>>>>
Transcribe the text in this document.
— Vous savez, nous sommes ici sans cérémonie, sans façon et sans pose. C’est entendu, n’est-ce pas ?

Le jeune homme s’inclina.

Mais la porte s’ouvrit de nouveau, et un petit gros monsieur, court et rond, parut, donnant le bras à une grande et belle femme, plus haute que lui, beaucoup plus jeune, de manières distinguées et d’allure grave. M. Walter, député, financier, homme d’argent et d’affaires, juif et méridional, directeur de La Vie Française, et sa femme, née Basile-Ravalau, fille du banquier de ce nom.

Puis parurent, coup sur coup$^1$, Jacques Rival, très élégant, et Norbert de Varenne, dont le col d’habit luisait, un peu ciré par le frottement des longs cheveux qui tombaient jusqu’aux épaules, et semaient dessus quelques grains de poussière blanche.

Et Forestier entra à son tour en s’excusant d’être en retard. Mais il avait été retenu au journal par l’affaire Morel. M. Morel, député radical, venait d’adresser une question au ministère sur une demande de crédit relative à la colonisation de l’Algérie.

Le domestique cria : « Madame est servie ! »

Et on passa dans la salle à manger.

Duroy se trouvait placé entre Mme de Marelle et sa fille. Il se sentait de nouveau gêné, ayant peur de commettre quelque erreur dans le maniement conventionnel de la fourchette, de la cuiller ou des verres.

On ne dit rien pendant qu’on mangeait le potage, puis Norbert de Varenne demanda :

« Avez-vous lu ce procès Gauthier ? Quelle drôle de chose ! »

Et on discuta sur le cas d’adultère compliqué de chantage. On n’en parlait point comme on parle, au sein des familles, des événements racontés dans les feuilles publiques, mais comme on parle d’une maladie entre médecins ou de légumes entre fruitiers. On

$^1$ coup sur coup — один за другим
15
<<<<
- **WRITTEN EXERCISE**: Retype the material in full. Each word must match.

- **THE RESULT**:
Transcribe the text in this document.
— Vous savez, nous sommes ici sans cérémonie, sans façon et sans pose. C’est entendu, n’est-ce pas ?

Le jeune homme s’inclina.

Mais la porte s’ouvrit de nouveau, et un petit gros monsieur, court et rond, parut, donnant le bras à une grande et belle femme, plus haute que lui, beaucoup plus jeune, de manières distinguées et d’allure grave. M. Walter, député, financier, homme d’argent et d’affaires, juif et méridional, directeur de La Vie Française, et sa femme, née Basile-Ravalau, fille du banquier de ce nom.

Puis parurent, coup sur coup$^1$, Jacques Rival, très élégant, et Norbert de Varenne, dont le col d’habit luisait, un peu ciré par le frottement des longs cheveux qui tombaient jusqu’aux épaules, et semaient dessus quelques grains de poussière blanche.

Et Forestier entra à son tour en s’excusant d’être en retard. Mais il avait été retenu au journal par l’affaire Morel. M. Morel, député radical, venait d’adresser une question au ministère sur une demande de crédit relative à la colonisation de l’Algérie.

Le domestique cria : « Madame est servie ! »

Et on passa dans la salle à manger.

Duroy se trouvait placé entre Mme de Marelle et sa fille. Il se sentait de nouveau gêné, ayant peur de commettre quelque erreur dans le maniement conventionnel de la fourchette, de la cuiller ou des verres.

On ne dit rien pendant qu’on mangeait le potage, puis Norbert de Varenne demanda :

« Avez-vous lu ce procès Gauthier ? Quelle drôle de chose ! »

Et on discuta sur le cas d’adultère compliqué de chantage. On n’en parlait point comme on parle, au sein des familles, des événements racontés dans les feuilles publiques, mais comme on parle d’une maladie entre médecins ou de légumes entre fruitiers. On

$^1$ coup sur coup — один за другим
15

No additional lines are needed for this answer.